Directions for this task: Identify the lines holding "Offl" and copy them.

□ □ □

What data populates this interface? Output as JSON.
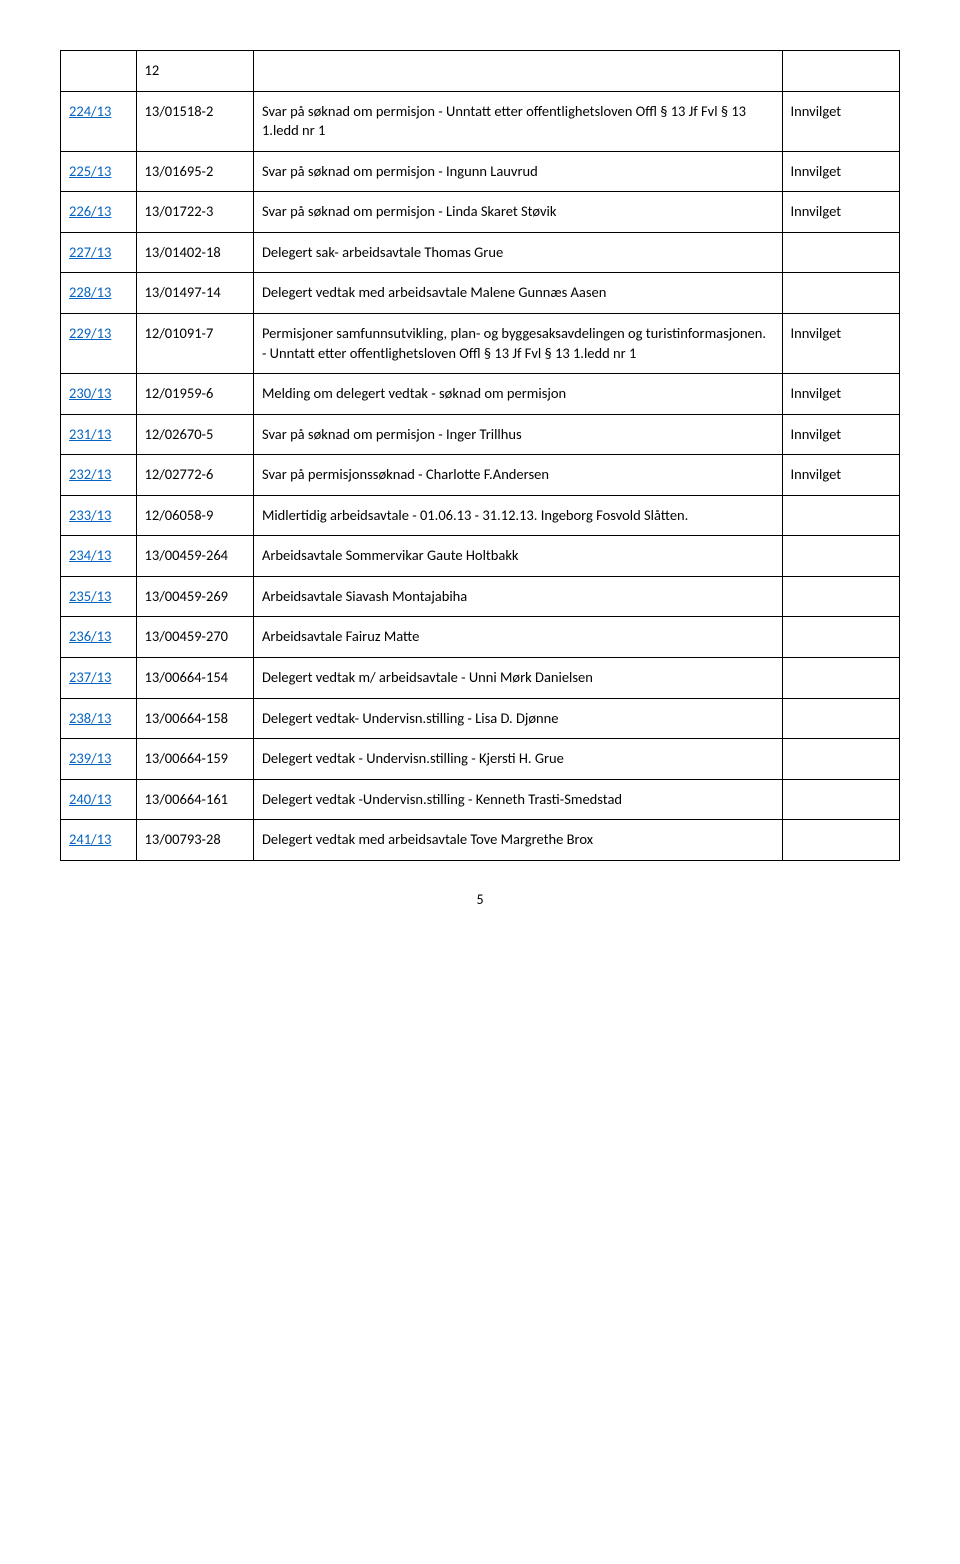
{
  "page_number": "5",
  "colors": {
    "link": "#0563c1",
    "border": "#000000",
    "text": "#000000",
    "background": "#ffffff"
  },
  "first_row_text": "12",
  "rows": [
    {
      "case": "224/13",
      "ref": "13/01518-2",
      "desc": "Svar på søknad om permisjon  - Unntatt etter offentlighetsloven Offl § 13 Jf Fvl § 13 1.ledd nr 1",
      "status": "Innvilget"
    },
    {
      "case": "225/13",
      "ref": "13/01695-2",
      "desc": "Svar på søknad om permisjon - Ingunn Lauvrud",
      "status": "Innvilget"
    },
    {
      "case": "226/13",
      "ref": "13/01722-3",
      "desc": "Svar på søknad om permisjon - Linda Skaret Støvik",
      "status": "Innvilget"
    },
    {
      "case": "227/13",
      "ref": "13/01402-18",
      "desc": "Delegert sak- arbeidsavtale Thomas Grue",
      "status": ""
    },
    {
      "case": "228/13",
      "ref": "13/01497-14",
      "desc": "Delegert vedtak med arbeidsavtale Malene Gunnæs Aasen",
      "status": ""
    },
    {
      "case": "229/13",
      "ref": "12/01091-7",
      "desc": " Permisjoner samfunnsutvikling, plan- og byggesaksavdelingen og turistinformasjonen. - Unntatt etter offentlighetsloven Offl § 13 Jf Fvl § 13 1.ledd nr 1",
      "status": "Innvilget"
    },
    {
      "case": "230/13",
      "ref": "12/01959-6",
      "desc": "Melding om delegert vedtak - søknad om permisjon",
      "status": "Innvilget"
    },
    {
      "case": "231/13",
      "ref": "12/02670-5",
      "desc": "Svar på søknad om permisjon - Inger Trillhus",
      "status": "Innvilget"
    },
    {
      "case": "232/13",
      "ref": "12/02772-6",
      "desc": "Svar på permisjonssøknad - Charlotte F.Andersen",
      "status": "Innvilget"
    },
    {
      "case": "233/13",
      "ref": "12/06058-9",
      "desc": "Midlertidig arbeidsavtale - 01.06.13 - 31.12.13. Ingeborg Fosvold Slåtten.",
      "status": ""
    },
    {
      "case": "234/13",
      "ref": "13/00459-264",
      "desc": "Arbeidsavtale Sommervikar Gaute Holtbakk",
      "status": ""
    },
    {
      "case": "235/13",
      "ref": "13/00459-269",
      "desc": "Arbeidsavtale Siavash Montajabiha",
      "status": ""
    },
    {
      "case": "236/13",
      "ref": "13/00459-270",
      "desc": "Arbeidsavtale Fairuz Matte",
      "status": ""
    },
    {
      "case": "237/13",
      "ref": "13/00664-154",
      "desc": "Delegert vedtak m/ arbeidsavtale - Unni Mørk Danielsen",
      "status": ""
    },
    {
      "case": "238/13",
      "ref": "13/00664-158",
      "desc": "Delegert vedtak- Undervisn.stilling - Lisa D. Djønne",
      "status": ""
    },
    {
      "case": "239/13",
      "ref": "13/00664-159",
      "desc": "Delegert vedtak - Undervisn.stilling - Kjersti H. Grue",
      "status": ""
    },
    {
      "case": "240/13",
      "ref": "13/00664-161",
      "desc": "Delegert vedtak -Undervisn.stilling - Kenneth Trasti-Smedstad",
      "status": ""
    },
    {
      "case": "241/13",
      "ref": "13/00793-28",
      "desc": "Delegert vedtak med arbeidsavtale Tove Margrethe Brox",
      "status": ""
    }
  ]
}
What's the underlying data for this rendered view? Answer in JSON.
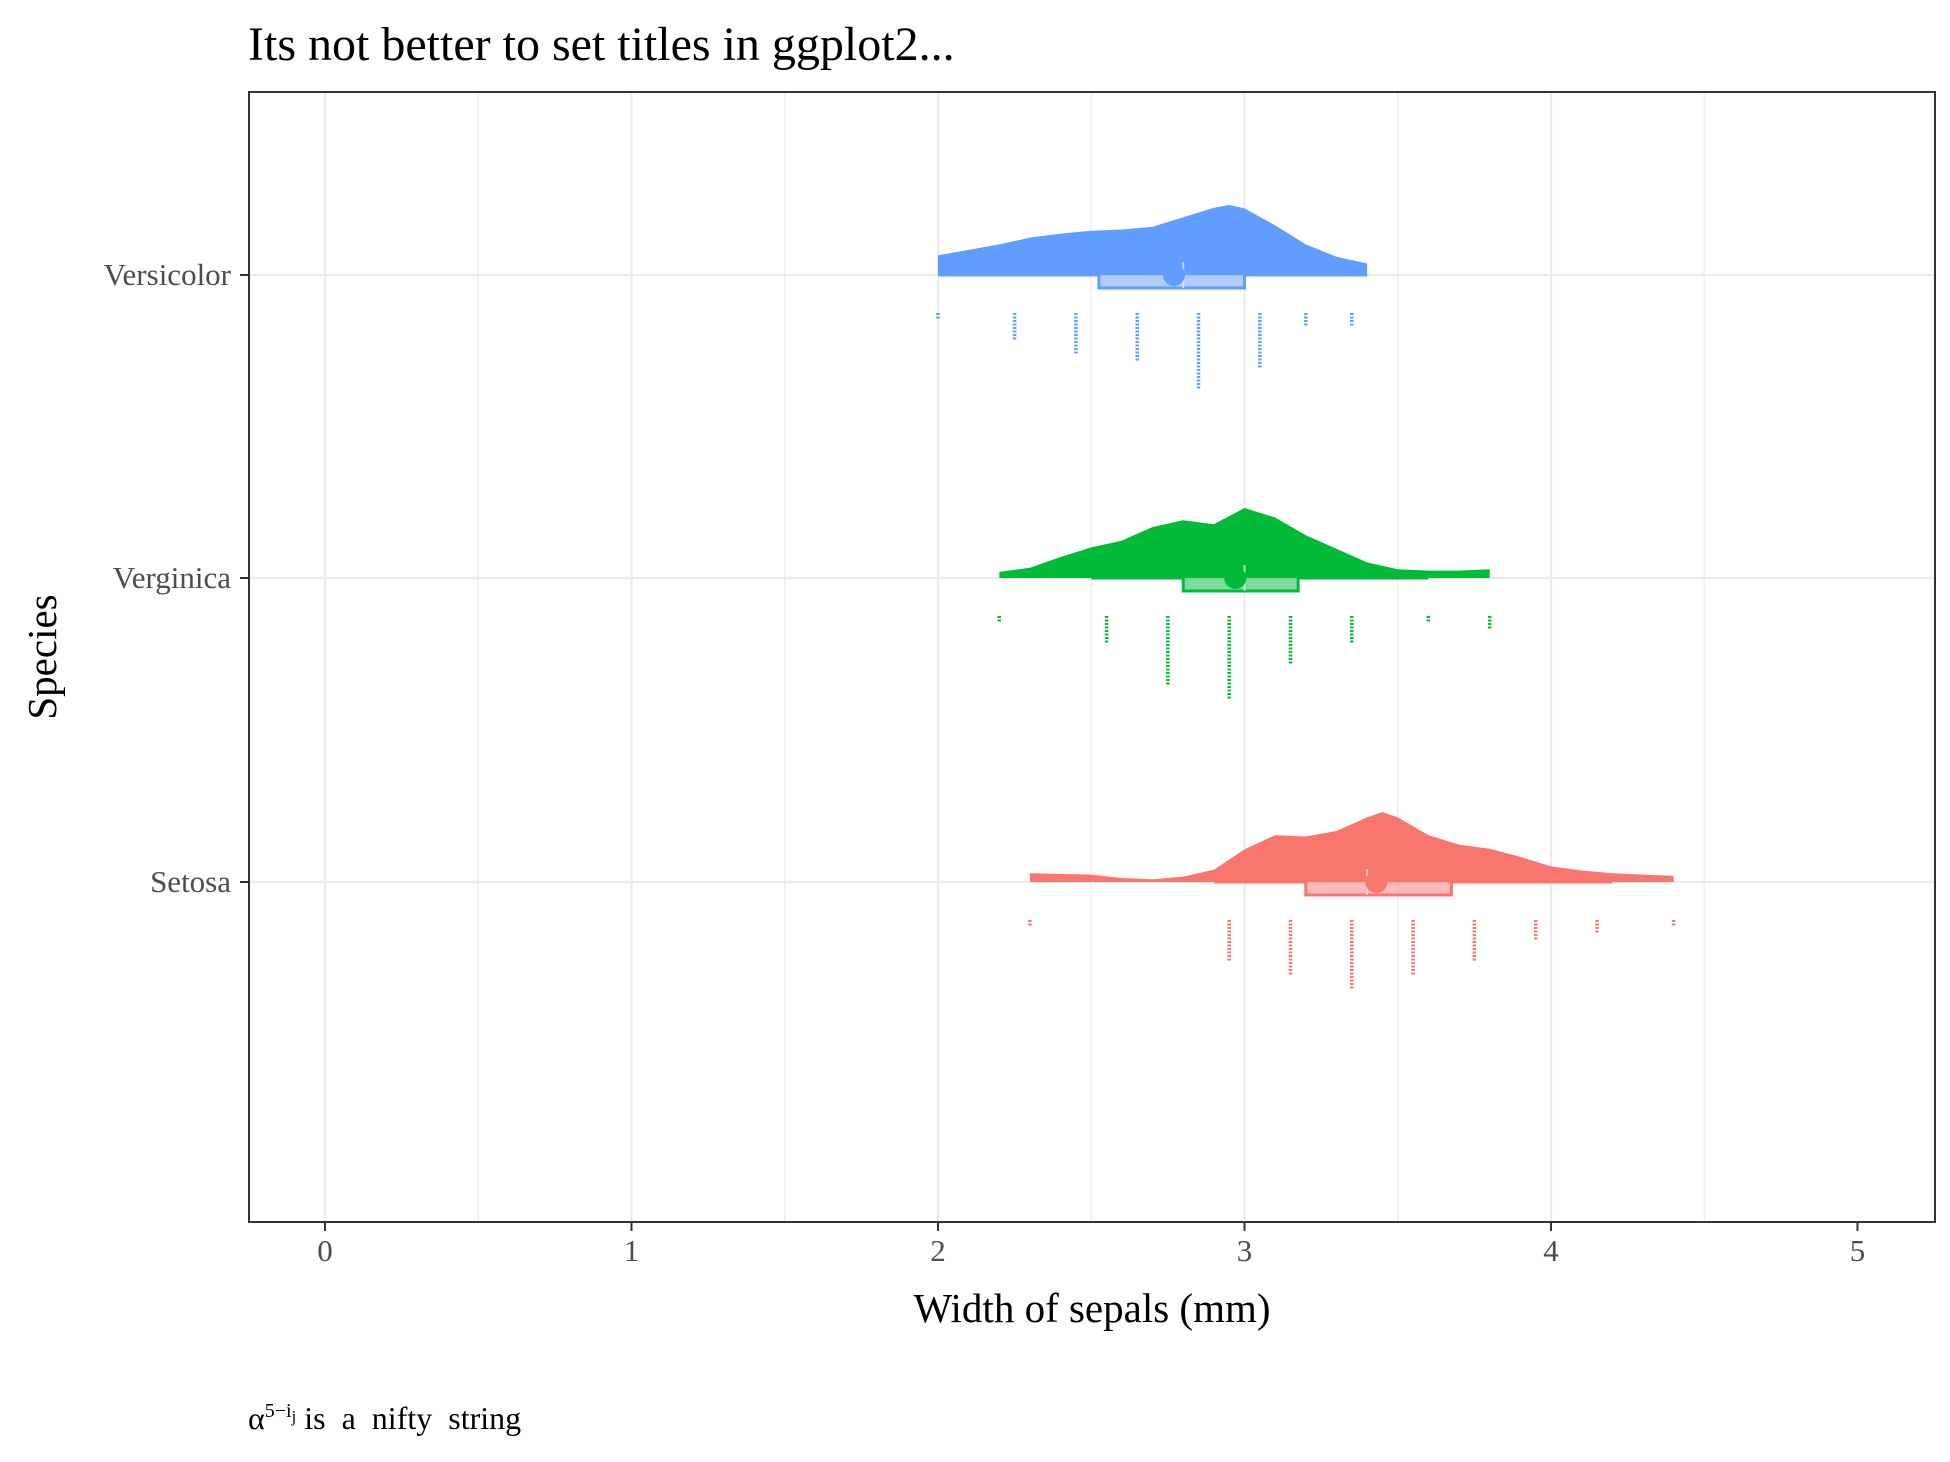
{
  "chart_data": {
    "type": "raincloud",
    "title": "Its not better to set titles in ggplot2...",
    "xlabel": "Width of sepals (mm)",
    "ylabel": "Species",
    "xlim": [
      -0.25,
      5.25
    ],
    "x_ticks": [
      "0",
      "1",
      "2",
      "3",
      "4",
      "5"
    ],
    "grid": true,
    "caption": {
      "base": "α",
      "superscript": "5−i",
      "subscript": "j",
      "text": " is  a  nifty  string"
    },
    "series": [
      {
        "name": "Setosa",
        "color": "#F8766D",
        "box": {
          "min": 2.9,
          "q1": 3.2,
          "median": 3.4,
          "q3": 3.675,
          "max": 4.2
        },
        "mean": 3.43,
        "density": [
          [
            2.3,
            0.1
          ],
          [
            2.5,
            0.08
          ],
          [
            2.6,
            0.03
          ],
          [
            2.7,
            0.01
          ],
          [
            2.8,
            0.05
          ],
          [
            2.9,
            0.15
          ],
          [
            3.0,
            0.45
          ],
          [
            3.1,
            0.66
          ],
          [
            3.2,
            0.64
          ],
          [
            3.3,
            0.72
          ],
          [
            3.4,
            0.92
          ],
          [
            3.45,
            1.0
          ],
          [
            3.5,
            0.92
          ],
          [
            3.6,
            0.66
          ],
          [
            3.7,
            0.52
          ],
          [
            3.8,
            0.46
          ],
          [
            3.9,
            0.34
          ],
          [
            4.0,
            0.2
          ],
          [
            4.1,
            0.14
          ],
          [
            4.2,
            0.1
          ],
          [
            4.3,
            0.08
          ],
          [
            4.4,
            0.06
          ]
        ],
        "rug": [
          [
            2.3,
            1
          ],
          [
            2.95,
            6
          ],
          [
            3.15,
            8
          ],
          [
            3.35,
            10
          ],
          [
            3.55,
            8
          ],
          [
            3.75,
            6
          ],
          [
            3.95,
            3
          ],
          [
            4.15,
            2
          ],
          [
            4.4,
            1
          ]
        ]
      },
      {
        "name": "Verginica",
        "color": "#00BA38",
        "box": {
          "min": 2.5,
          "q1": 2.8,
          "median": 3.0,
          "q3": 3.175,
          "max": 3.6
        },
        "mean": 2.97,
        "density": [
          [
            2.2,
            0.06
          ],
          [
            2.3,
            0.12
          ],
          [
            2.4,
            0.28
          ],
          [
            2.5,
            0.42
          ],
          [
            2.6,
            0.52
          ],
          [
            2.7,
            0.72
          ],
          [
            2.8,
            0.82
          ],
          [
            2.9,
            0.76
          ],
          [
            3.0,
            1.0
          ],
          [
            3.1,
            0.86
          ],
          [
            3.2,
            0.6
          ],
          [
            3.3,
            0.4
          ],
          [
            3.4,
            0.2
          ],
          [
            3.5,
            0.1
          ],
          [
            3.6,
            0.08
          ],
          [
            3.7,
            0.08
          ],
          [
            3.8,
            0.1
          ]
        ],
        "rug": [
          [
            2.2,
            1
          ],
          [
            2.55,
            4
          ],
          [
            2.75,
            10
          ],
          [
            2.95,
            12
          ],
          [
            3.15,
            7
          ],
          [
            3.35,
            4
          ],
          [
            3.6,
            1
          ],
          [
            3.8,
            2
          ]
        ]
      },
      {
        "name": "Versicolor",
        "color": "#619CFF",
        "box": {
          "min": 2.0,
          "q1": 2.525,
          "median": 2.8,
          "q3": 3.0,
          "max": 3.4
        },
        "mean": 2.77,
        "density": [
          [
            2.0,
            0.26
          ],
          [
            2.1,
            0.34
          ],
          [
            2.2,
            0.42
          ],
          [
            2.3,
            0.52
          ],
          [
            2.4,
            0.58
          ],
          [
            2.5,
            0.62
          ],
          [
            2.6,
            0.64
          ],
          [
            2.7,
            0.68
          ],
          [
            2.8,
            0.82
          ],
          [
            2.9,
            0.96
          ],
          [
            2.95,
            1.0
          ],
          [
            3.0,
            0.95
          ],
          [
            3.1,
            0.7
          ],
          [
            3.2,
            0.42
          ],
          [
            3.3,
            0.24
          ],
          [
            3.4,
            0.14
          ]
        ],
        "rug": [
          [
            2.0,
            1
          ],
          [
            2.25,
            4
          ],
          [
            2.45,
            6
          ],
          [
            2.65,
            7
          ],
          [
            2.85,
            11
          ],
          [
            3.05,
            8
          ],
          [
            3.2,
            2
          ],
          [
            3.35,
            2
          ]
        ]
      }
    ]
  }
}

□ □ □

Reply:
      "desc": "Svar på søknad om permisjon  - Unntatt etter offentlighetsloven Offl § 13 Jf Fvl § 13 1.ledd nr 1",
      "desc": " Permisjoner samfunnsutvikling, plan- og byggesaksavdelingen og turistinformasjonen. - Unntatt etter offentlighetsloven Offl § 13 Jf Fvl § 13 1.ledd nr 1",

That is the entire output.